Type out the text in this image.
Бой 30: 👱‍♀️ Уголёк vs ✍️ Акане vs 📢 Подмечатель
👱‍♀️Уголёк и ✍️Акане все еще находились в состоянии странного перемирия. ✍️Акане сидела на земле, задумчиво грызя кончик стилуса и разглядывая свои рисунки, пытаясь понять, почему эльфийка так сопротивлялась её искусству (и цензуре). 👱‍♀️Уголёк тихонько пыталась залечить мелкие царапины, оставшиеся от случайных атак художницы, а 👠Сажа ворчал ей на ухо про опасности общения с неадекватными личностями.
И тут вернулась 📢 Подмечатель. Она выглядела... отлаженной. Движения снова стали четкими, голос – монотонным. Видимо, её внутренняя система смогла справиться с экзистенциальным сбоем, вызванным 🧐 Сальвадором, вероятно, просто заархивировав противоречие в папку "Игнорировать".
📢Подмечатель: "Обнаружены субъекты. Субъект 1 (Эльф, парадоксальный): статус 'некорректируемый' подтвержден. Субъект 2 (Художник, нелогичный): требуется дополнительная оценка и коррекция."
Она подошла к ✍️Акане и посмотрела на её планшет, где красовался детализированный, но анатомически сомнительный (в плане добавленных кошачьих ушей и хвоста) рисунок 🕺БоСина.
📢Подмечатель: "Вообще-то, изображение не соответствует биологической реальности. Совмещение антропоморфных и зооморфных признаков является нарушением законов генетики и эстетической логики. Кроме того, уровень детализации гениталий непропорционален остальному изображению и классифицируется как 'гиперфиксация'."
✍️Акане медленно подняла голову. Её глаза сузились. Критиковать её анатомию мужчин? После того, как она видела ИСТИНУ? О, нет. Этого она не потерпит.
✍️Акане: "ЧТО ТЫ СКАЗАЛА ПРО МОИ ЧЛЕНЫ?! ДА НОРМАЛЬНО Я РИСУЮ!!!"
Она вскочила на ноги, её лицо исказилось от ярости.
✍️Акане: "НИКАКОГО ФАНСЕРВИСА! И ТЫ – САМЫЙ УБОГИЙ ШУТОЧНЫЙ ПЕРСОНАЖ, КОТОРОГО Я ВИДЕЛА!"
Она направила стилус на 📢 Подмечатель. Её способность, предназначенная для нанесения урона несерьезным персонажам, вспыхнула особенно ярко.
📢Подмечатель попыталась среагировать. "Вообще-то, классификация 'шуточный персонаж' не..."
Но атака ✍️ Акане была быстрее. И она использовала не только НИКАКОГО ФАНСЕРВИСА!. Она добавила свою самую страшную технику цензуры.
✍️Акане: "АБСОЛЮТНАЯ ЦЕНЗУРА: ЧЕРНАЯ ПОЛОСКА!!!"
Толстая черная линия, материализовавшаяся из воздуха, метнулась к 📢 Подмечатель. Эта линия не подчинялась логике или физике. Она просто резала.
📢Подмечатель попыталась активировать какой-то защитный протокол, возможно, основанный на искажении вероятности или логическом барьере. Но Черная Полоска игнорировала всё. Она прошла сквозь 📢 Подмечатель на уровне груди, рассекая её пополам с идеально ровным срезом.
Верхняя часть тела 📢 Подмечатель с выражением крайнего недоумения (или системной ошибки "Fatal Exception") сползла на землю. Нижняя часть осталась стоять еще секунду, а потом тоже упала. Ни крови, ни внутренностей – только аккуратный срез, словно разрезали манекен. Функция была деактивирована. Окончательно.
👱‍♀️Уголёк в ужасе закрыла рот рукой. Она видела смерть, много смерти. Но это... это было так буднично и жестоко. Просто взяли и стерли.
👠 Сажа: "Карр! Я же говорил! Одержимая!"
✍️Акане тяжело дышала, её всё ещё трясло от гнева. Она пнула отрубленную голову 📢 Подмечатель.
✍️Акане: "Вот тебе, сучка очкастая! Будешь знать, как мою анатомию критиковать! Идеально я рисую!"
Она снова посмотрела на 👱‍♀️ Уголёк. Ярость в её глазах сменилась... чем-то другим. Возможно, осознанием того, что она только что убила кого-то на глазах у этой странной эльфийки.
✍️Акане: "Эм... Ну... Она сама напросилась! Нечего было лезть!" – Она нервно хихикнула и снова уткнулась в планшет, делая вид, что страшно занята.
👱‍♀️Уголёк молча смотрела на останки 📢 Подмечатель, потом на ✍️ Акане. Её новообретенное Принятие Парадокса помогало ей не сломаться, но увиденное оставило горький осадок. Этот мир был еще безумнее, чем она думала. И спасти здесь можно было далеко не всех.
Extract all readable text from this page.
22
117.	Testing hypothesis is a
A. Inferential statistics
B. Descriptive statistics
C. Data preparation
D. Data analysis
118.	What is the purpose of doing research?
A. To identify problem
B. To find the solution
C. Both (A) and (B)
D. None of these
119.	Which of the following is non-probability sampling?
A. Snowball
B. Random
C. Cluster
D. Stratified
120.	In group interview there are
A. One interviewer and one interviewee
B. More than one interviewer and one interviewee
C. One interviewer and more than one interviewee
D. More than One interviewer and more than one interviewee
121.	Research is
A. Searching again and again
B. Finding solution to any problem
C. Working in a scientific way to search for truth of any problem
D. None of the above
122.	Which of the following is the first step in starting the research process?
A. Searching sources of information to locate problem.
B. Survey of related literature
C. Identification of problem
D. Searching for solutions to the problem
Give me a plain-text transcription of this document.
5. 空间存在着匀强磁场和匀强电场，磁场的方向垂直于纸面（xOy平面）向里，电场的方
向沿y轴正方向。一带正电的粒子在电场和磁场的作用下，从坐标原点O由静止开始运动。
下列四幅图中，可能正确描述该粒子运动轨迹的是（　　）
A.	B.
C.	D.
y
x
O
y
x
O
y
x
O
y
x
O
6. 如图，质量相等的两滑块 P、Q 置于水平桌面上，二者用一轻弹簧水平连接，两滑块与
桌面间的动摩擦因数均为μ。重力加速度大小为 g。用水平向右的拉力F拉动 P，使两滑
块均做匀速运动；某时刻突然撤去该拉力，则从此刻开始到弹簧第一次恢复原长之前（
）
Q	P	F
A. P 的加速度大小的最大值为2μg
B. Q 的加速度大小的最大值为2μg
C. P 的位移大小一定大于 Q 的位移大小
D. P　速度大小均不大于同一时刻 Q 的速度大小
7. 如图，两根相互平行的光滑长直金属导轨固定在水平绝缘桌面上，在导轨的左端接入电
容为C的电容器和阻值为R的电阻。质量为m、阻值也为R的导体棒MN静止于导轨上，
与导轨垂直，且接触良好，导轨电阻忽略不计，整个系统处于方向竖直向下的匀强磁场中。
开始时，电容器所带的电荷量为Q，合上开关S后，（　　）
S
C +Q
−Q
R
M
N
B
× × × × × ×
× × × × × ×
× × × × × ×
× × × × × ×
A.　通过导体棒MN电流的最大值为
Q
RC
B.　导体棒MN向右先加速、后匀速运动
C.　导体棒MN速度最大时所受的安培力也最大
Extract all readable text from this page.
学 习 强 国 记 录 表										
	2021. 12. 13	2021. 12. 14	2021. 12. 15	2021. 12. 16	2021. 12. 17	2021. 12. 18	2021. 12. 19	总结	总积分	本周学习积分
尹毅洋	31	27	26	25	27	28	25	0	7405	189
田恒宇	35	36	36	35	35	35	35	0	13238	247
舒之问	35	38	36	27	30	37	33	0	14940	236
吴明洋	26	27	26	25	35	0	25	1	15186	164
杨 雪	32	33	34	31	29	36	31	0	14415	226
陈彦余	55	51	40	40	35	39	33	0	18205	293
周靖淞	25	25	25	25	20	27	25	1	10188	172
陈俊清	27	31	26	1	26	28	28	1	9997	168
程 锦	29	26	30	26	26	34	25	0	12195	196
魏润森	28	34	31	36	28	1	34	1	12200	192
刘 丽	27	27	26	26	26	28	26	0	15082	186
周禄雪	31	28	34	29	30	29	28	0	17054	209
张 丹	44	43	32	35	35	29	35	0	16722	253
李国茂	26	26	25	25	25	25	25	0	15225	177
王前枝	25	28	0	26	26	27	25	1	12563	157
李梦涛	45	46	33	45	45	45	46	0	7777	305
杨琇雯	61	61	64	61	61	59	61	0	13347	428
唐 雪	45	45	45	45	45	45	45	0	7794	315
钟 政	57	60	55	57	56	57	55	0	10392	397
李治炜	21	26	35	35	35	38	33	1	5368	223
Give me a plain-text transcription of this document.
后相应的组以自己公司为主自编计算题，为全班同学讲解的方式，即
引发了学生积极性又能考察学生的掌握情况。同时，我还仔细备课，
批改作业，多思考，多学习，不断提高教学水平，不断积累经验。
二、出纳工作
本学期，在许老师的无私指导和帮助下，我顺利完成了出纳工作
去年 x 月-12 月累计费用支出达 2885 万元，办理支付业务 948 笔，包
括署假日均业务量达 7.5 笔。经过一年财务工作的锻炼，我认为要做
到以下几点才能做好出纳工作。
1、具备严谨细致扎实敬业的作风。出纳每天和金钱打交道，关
☆ ☆ ☆ ☆ ☆ ☆ ☆
> [Given instruction]: Every line of the listing that holds "Which" should be found and copied.

> [Complete response]:
119.	Which of the following is non-probability sampling?
122.	Which of the following is the first step in starting the research process?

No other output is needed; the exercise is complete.